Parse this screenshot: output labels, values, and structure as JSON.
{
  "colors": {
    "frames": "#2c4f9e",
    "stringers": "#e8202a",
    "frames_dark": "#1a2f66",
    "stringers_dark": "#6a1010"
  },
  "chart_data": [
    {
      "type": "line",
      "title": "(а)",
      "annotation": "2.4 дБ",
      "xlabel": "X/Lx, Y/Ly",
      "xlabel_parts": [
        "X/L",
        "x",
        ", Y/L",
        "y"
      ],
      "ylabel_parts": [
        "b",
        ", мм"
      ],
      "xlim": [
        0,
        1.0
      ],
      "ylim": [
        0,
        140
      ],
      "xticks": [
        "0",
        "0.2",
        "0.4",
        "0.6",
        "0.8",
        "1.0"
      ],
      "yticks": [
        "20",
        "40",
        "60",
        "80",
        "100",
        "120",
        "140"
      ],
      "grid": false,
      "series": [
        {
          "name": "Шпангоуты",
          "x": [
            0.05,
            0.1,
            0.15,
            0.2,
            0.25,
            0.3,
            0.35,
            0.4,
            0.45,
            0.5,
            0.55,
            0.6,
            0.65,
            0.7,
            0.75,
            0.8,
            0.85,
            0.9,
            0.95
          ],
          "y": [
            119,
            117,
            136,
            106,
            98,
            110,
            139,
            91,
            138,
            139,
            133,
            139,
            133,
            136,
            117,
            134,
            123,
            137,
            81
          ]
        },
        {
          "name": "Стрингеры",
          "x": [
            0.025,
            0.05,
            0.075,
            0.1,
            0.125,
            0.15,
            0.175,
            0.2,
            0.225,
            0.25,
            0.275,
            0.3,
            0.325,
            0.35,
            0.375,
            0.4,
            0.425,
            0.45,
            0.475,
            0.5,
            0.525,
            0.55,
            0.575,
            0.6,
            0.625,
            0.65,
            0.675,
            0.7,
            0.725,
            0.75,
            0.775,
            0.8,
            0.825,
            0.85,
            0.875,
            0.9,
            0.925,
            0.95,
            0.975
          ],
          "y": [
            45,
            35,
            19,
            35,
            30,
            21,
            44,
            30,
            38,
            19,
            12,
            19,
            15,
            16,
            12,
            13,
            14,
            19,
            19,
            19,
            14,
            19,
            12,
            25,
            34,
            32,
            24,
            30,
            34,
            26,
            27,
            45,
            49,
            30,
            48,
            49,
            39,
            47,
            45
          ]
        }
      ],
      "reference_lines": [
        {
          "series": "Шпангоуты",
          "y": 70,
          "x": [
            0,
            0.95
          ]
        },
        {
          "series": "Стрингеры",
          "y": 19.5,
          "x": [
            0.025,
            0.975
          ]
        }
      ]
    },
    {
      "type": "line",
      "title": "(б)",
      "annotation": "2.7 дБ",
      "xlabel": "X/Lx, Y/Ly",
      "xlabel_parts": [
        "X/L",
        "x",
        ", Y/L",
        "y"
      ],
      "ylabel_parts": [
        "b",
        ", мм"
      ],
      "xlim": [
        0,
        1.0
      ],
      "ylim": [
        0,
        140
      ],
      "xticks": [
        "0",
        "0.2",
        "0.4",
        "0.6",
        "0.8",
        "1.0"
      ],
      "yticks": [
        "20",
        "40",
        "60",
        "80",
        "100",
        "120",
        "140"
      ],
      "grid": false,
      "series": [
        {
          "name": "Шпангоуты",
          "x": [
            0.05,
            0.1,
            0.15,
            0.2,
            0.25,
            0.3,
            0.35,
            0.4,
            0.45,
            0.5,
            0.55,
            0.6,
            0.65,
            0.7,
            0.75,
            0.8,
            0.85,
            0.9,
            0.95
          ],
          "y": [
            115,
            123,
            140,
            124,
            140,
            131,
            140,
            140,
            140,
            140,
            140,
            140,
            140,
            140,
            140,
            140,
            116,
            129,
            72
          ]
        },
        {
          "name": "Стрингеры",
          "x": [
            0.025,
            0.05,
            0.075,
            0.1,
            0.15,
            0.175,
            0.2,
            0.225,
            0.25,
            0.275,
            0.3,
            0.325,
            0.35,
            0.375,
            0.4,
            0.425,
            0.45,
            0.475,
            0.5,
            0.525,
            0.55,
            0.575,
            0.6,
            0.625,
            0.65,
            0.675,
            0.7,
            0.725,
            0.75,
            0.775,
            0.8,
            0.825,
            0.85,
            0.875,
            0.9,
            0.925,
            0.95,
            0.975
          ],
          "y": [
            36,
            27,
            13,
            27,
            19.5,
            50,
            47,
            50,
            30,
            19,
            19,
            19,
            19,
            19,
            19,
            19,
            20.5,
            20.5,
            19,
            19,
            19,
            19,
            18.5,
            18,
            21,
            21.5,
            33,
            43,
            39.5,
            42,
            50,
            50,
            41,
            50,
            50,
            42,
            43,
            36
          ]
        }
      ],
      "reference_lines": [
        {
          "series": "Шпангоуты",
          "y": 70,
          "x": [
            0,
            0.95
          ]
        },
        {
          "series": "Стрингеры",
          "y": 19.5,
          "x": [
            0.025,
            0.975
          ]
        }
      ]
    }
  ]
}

→ **Exercise**
Retype the whole listing, matching it exactly.

→ **Written solution**
Parse this screenshot: output labels, values, and structure as JSON.
{
  "colors": {
    "frames": "#2c4f9e",
    "stringers": "#e8202a",
    "frames_dark": "#1a2f66",
    "stringers_dark": "#6a1010"
  },
  "chart_data": [
    {
      "type": "line",
      "title": "(а)",
      "annotation": "2.4 дБ",
      "xlabel": "X/Lx, Y/Ly",
      "xlabel_parts": [
        "X/L",
        "x",
        ", Y/L",
        "y"
      ],
      "ylabel_parts": [
        "b",
        ", мм"
      ],
      "xlim": [
        0,
        1.0
      ],
      "ylim": [
        0,
        140
      ],
      "xticks": [
        "0",
        "0.2",
        "0.4",
        "0.6",
        "0.8",
        "1.0"
      ],
      "yticks": [
        "20",
        "40",
        "60",
        "80",
        "100",
        "120",
        "140"
      ],
      "grid": false,
      "series": [
        {
          "name": "Шпангоуты",
          "x": [
            0.05,
            0.1,
            0.15,
            0.2,
            0.25,
            0.3,
            0.35,
            0.4,
            0.45,
            0.5,
            0.55,
            0.6,
            0.65,
            0.7,
            0.75,
            0.8,
            0.85,
            0.9,
            0.95
          ],
          "y": [
            119,
            117,
            136,
            106,
            98,
            110,
            139,
            91,
            138,
            139,
            133,
            139,
            133,
            136,
            117,
            134,
            123,
            137,
            81
          ]
        },
        {
          "name": "Стрингеры",
          "x": [
            0.025,
            0.05,
            0.075,
            0.1,
            0.125,
            0.15,
            0.175,
            0.2,
            0.225,
            0.25,
            0.275,
            0.3,
            0.325,
            0.35,
            0.375,
            0.4,
            0.425,
            0.45,
            0.475,
            0.5,
            0.525,
            0.55,
            0.575,
            0.6,
            0.625,
            0.65,
            0.675,
            0.7,
            0.725,
            0.75,
            0.775,
            0.8,
            0.825,
            0.85,
            0.875,
            0.9,
            0.925,
            0.95,
            0.975
          ],
          "y": [
            45,
            35,
            19,
            35,
            30,
            21,
            44,
            30,
            38,
            19,
            12,
            19,
            15,
            16,
            12,
            13,
            14,
            19,
            19,
            19,
            14,
            19,
            12,
            25,
            34,
            32,
            24,
            30,
            34,
            26,
            27,
            45,
            49,
            30,
            48,
            49,
            39,
            47,
            45
          ]
        }
      ],
      "reference_lines": [
        {
          "series": "Шпангоуты",
          "y": 70,
          "x": [
            0,
            0.95
          ]
        },
        {
          "series": "Стрингеры",
          "y": 19.5,
          "x": [
            0.025,
            0.975
          ]
        }
      ]
    },
    {
      "type": "line",
      "title": "(б)",
      "annotation": "2.7 дБ",
      "xlabel": "X/Lx, Y/Ly",
      "xlabel_parts": [
        "X/L",
        "x",
        ", Y/L",
        "y"
      ],
      "ylabel_parts": [
        "b",
        ", мм"
      ],
      "xlim": [
        0,
        1.0
      ],
      "ylim": [
        0,
        140
      ],
      "xticks": [
        "0",
        "0.2",
        "0.4",
        "0.6",
        "0.8",
        "1.0"
      ],
      "yticks": [
        "20",
        "40",
        "60",
        "80",
        "100",
        "120",
        "140"
      ],
      "grid": false,
      "series": [
        {
          "name": "Шпангоуты",
          "x": [
            0.05,
            0.1,
            0.15,
            0.2,
            0.25,
            0.3,
            0.35,
            0.4,
            0.45,
            0.5,
            0.55,
            0.6,
            0.65,
            0.7,
            0.75,
            0.8,
            0.85,
            0.9,
            0.95
          ],
          "y": [
            115,
            123,
            140,
            124,
            140,
            131,
            140,
            140,
            140,
            140,
            140,
            140,
            140,
            140,
            140,
            140,
            116,
            129,
            72
          ]
        },
        {
          "name": "Стрингеры",
          "x": [
            0.025,
            0.05,
            0.075,
            0.1,
            0.15,
            0.175,
            0.2,
            0.225,
            0.25,
            0.275,
            0.3,
            0.325,
            0.35,
            0.375,
            0.4,
            0.425,
            0.45,
            0.475,
            0.5,
            0.525,
            0.55,
            0.575,
            0.6,
            0.625,
            0.65,
            0.675,
            0.7,
            0.725,
            0.75,
            0.775,
            0.8,
            0.825,
            0.85,
            0.875,
            0.9,
            0.925,
            0.95,
            0.975
          ],
          "y": [
            36,
            27,
            13,
            27,
            19.5,
            50,
            47,
            50,
            30,
            19,
            19,
            19,
            19,
            19,
            19,
            19,
            20.5,
            20.5,
            19,
            19,
            19,
            19,
            18.5,
            18,
            21,
            21.5,
            33,
            43,
            39.5,
            42,
            50,
            50,
            41,
            50,
            50,
            42,
            43,
            36
          ]
        }
      ],
      "reference_lines": [
        {
          "series": "Шпангоуты",
          "y": 70,
          "x": [
            0,
            0.95
          ]
        },
        {
          "series": "Стрингеры",
          "y": 19.5,
          "x": [
            0.025,
            0.975
          ]
        }
      ]
    }
  ]
}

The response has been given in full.